(Rows from a dataset)
________________________________________

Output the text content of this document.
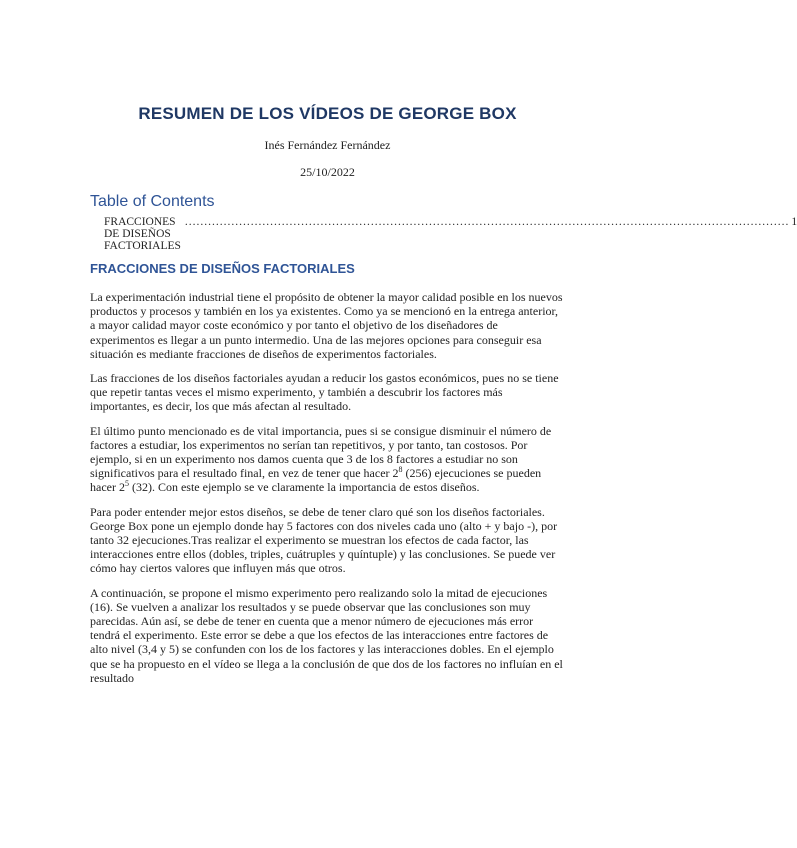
RESUMEN DE LOS VÍDEOS DE GEORGE BOX
Inés Fernández Fernández
25/10/2022
Table of Contents
FRACCIONES DE DISEÑOS FACTORIALES
............................................................................................................................................................ 1
FRACCIONES DE DISEÑOS FACTORIALES

La experimentación industrial tiene el propósito de obtener la mayor calidad posible en los nuevos productos y procesos y también en los ya existentes. Como ya se mencionó en la entrega anterior, a mayor calidad mayor coste económico y por tanto el objetivo de los diseñadores de experimentos es llegar a un punto intermedio. Una de las mejores opciones para conseguir esa situación es mediante fracciones de diseños de experimentos factoriales.

Las fracciones de los diseños factoriales ayudan a reducir los gastos económicos, pues no se tiene que repetir tantas veces el mismo experimento, y también a descubrir los factores más importantes, es decir, los que más afectan al resultado.

El último punto mencionado es de vital importancia, pues si se consigue disminuir el número de factores a estudiar, los experimentos no serían tan repetitivos, y por tanto, tan costosos. Por ejemplo, si en un experimento nos damos cuenta que 3 de los 8 factores a estudiar no son significativos para el resultado final, en vez de tener que hacer $2^8$ (256) ejecuciones se pueden hacer $2^5$ (32). Con este ejemplo se ve claramente la importancia de estos diseños.

Para poder entender mejor estos diseños, se debe de tener claro qué son los diseños factoriales. George Box pone un ejemplo donde hay 5 factores con dos niveles cada uno (alto + y bajo -), por tanto 32 ejecuciones.Tras realizar el experimento se muestran los efectos de cada factor, las interacciones entre ellos (dobles, triples, cuátruples y quíntuple) y las conclusiones. Se puede ver cómo hay ciertos valores que influyen más que otros.

A continuación, se propone el mismo experimento pero realizando solo la mitad de ejecuciones (16). Se vuelven a analizar los resultados y se puede observar que las conclusiones son muy parecidas. Aún así, se debe de tener en cuenta que a menor número de ejecuciones más error tendrá el experimento. Este error se debe a que los efectos de las interacciones entre factores de alto nivel (3,4 y 5) se confunden con los de los factores y las interacciones dobles. En el ejemplo que se ha propuesto en el vídeo se llega a la conclusión de que dos de los factores no influían en el resultado
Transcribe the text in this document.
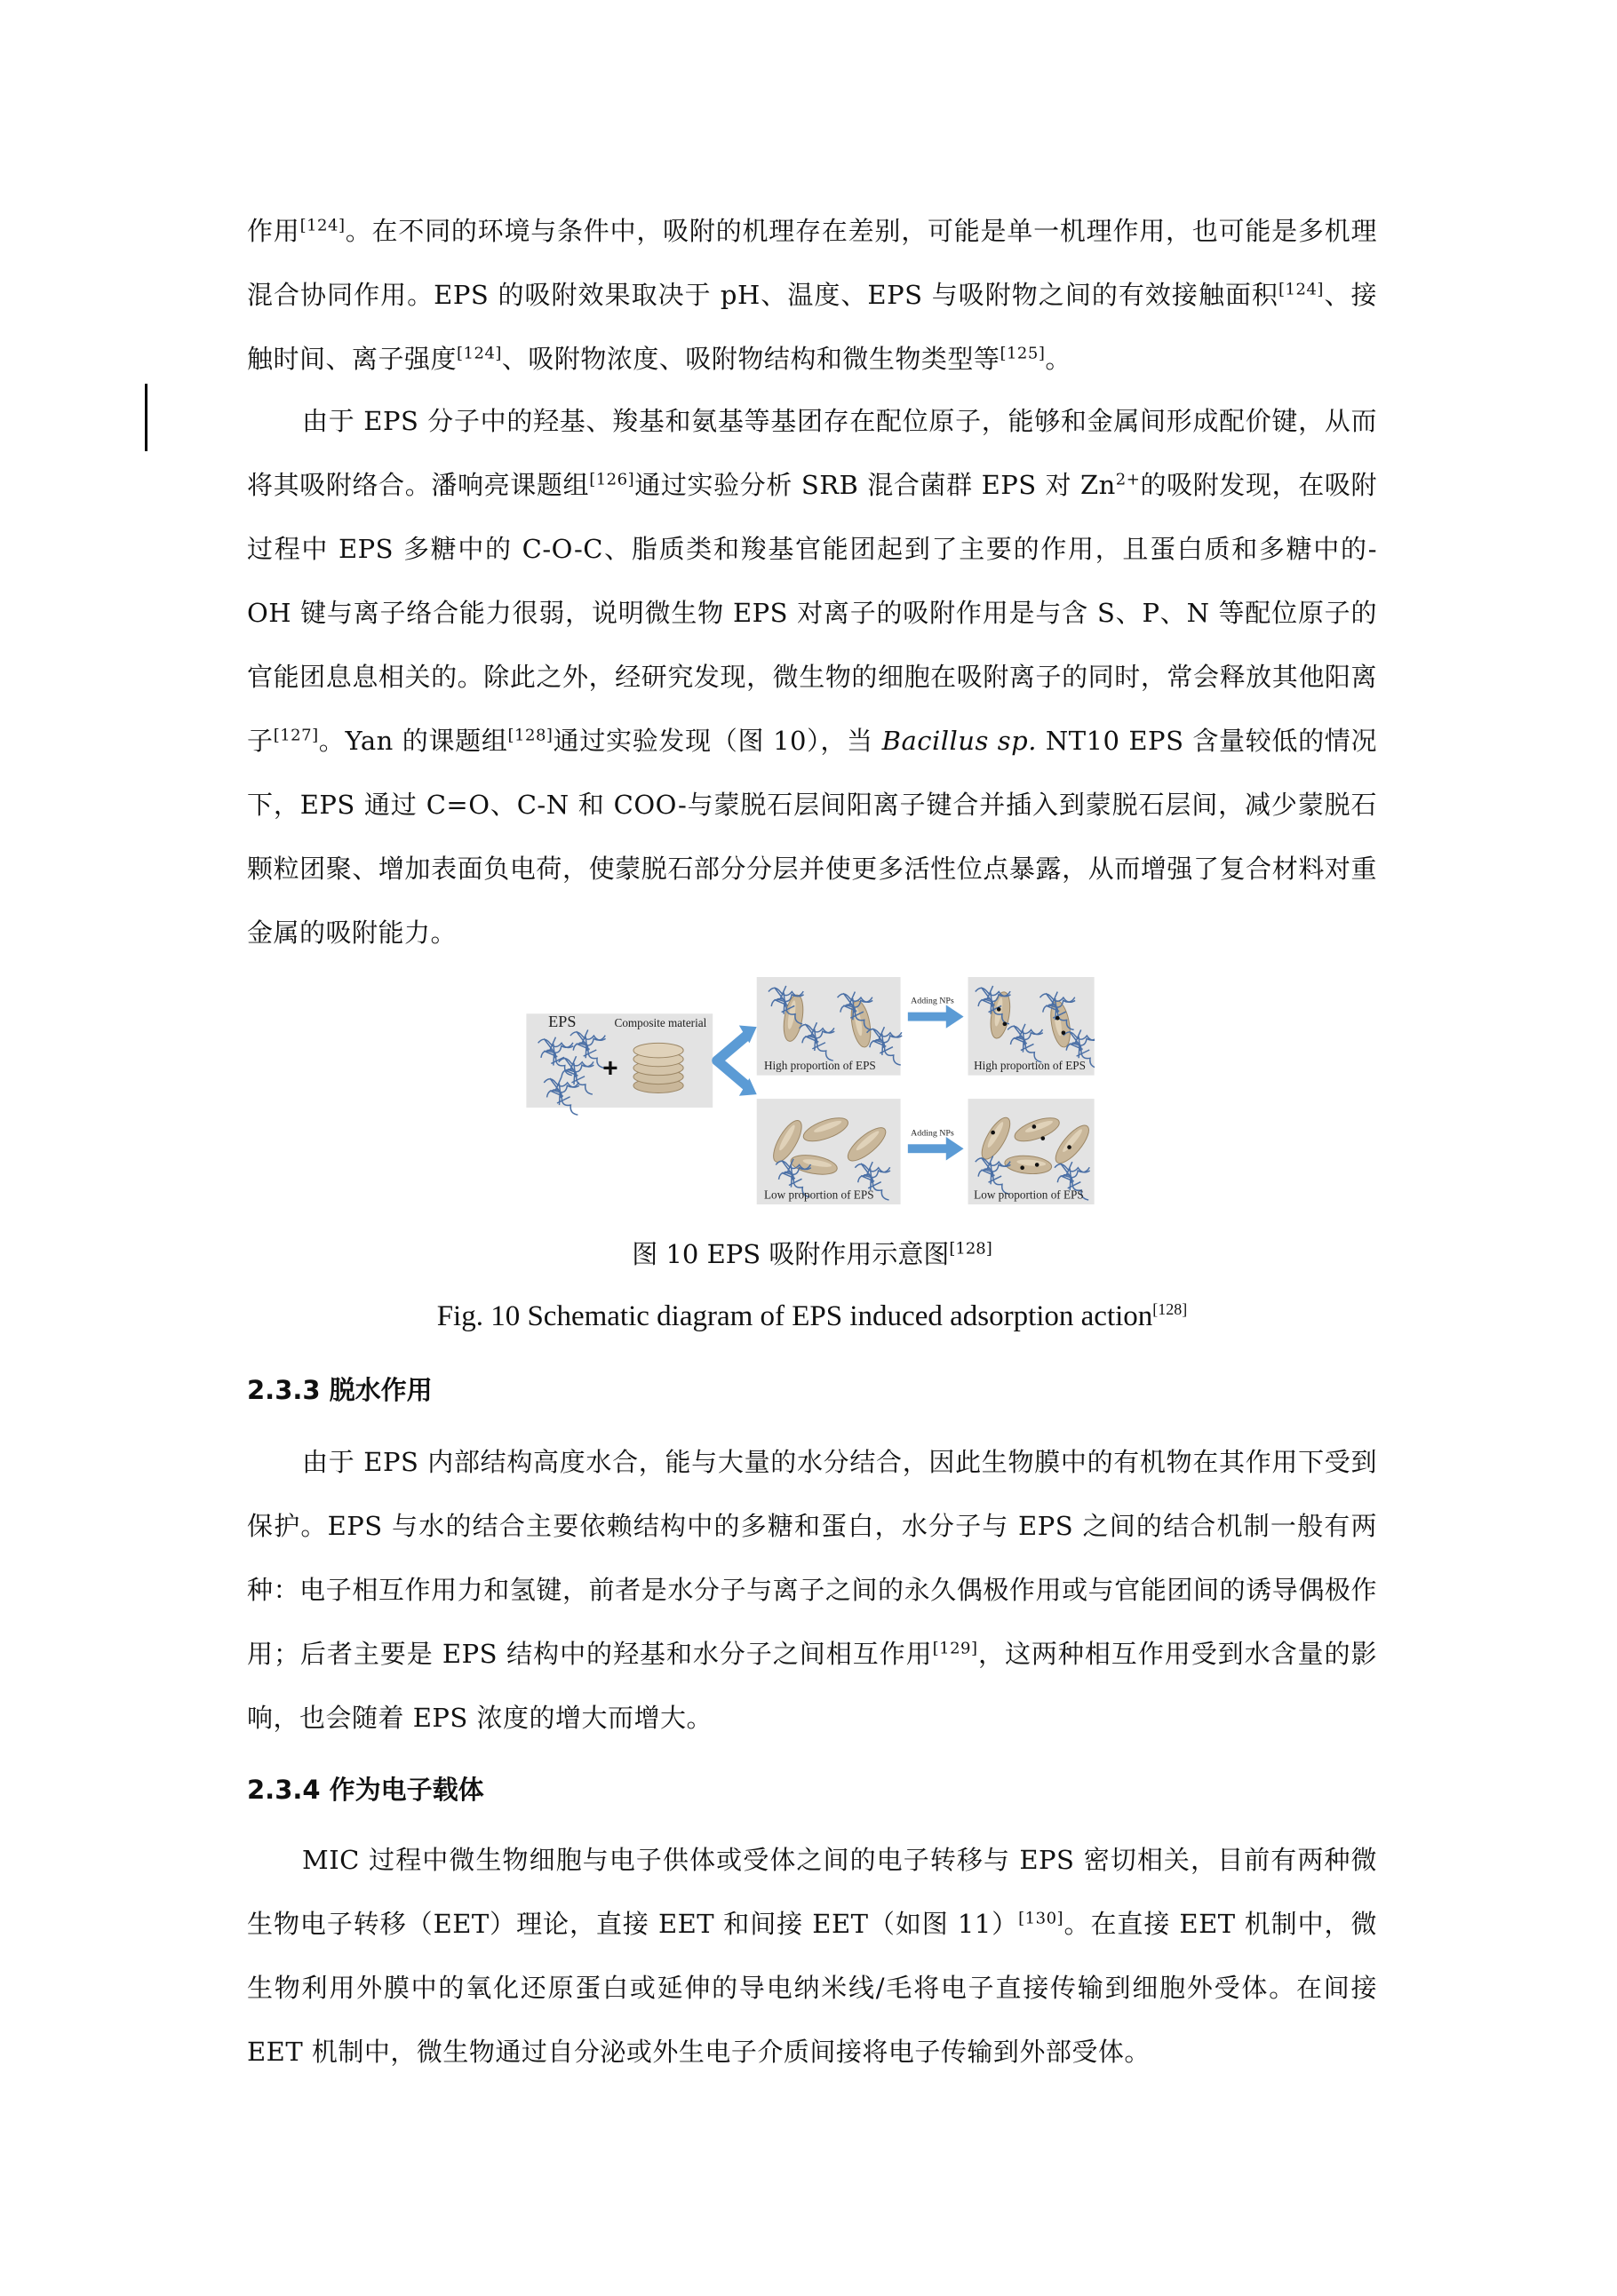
作用[124]。在不同的环境与条件中，吸附的机理存在差别，可能是单一机理作用，也可能是多机理混合协同作用。EPS 的吸附效果取决于 pH、温度、EPS 与吸附物之间的有效接触面积[124]、接触时间、离子强度[124]、吸附物浓度、吸附物结构和微生物类型等[125]。

由于 EPS 分子中的羟基、羧基和氨基等基团存在配位原子，能够和金属间形成配价键，从而将其吸附络合。潘响亮课题组[126]通过实验分析 SRB 混合菌群 EPS 对 $Zn^{2+}$的吸附发现，在吸附过程中 EPS 多糖中的 C-O-C、脂质类和羧基官能团起到了主要的作用，且蛋白质和多糖中的-OH 键与离子络合能力很弱，说明微生物 EPS 对离子的吸附作用是与含 S、P、N 等配位原子的官能团息息相关的。除此之外，经研究发现，微生物的细胞在吸附离子的同时，常会释放其他阳离子[127]。Yan 的课题组[128]通过实验发现（图 10），当 Bacillus sp. NT10 EPS 含量较低的情况下，EPS 通过 C=O、C-N 和 COO-与蒙脱石层间阳离子键合并插入到蒙脱石层间，减少蒙脱石颗粒团聚、增加表面负电荷，使蒙脱石部分分层并使更多活性位点暴露，从而增强了复合材料对重金属的吸附能力。

EPS	Composite material
+	High proportion of EPS
Adding NPs
High proportion of EPS
Low proportion of EPS
Adding NPs
Low proportion of EPS

图 10 EPS 吸附作用示意图[128]

Fig. 10 Schematic diagram of EPS induced adsorption action[128]

2.3.3 脱水作用

由于 EPS 内部结构高度水合，能与大量的水分结合，因此生物膜中的有机物在其作用下受到保护。EPS 与水的结合主要依赖结构中的多糖和蛋白，水分子与 EPS 之间的结合机制一般有两种：电子相互作用力和氢键，前者是水分子与离子之间的永久偶极作用或与官能团间的诱导偶极作用；后者主要是 EPS 结构中的羟基和水分子之间相互作用[129]，这两种相互作用受到水含量的影响，也会随着 EPS 浓度的增大而增大。

2.3.4 作为电子载体

MIC 过程中微生物细胞与电子供体或受体之间的电子转移与 EPS 密切相关，目前有两种微生物电子转移（EET）理论，直接 EET 和间接 EET（如图 11）[130]。在直接 EET 机制中，微生物利用外膜中的氧化还原蛋白或延伸的导电纳米线/毛将电子直接传输到细胞外受体。在间接 EET 机制中，微生物通过自分泌或外生电子介质间接将电子传输到外部受体。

________________________________________

Exercise objective — Filter out every line that lacks the word "text", and copy the rest.

Expected output —
Output the text content of this document.
Transcribe the text in this document.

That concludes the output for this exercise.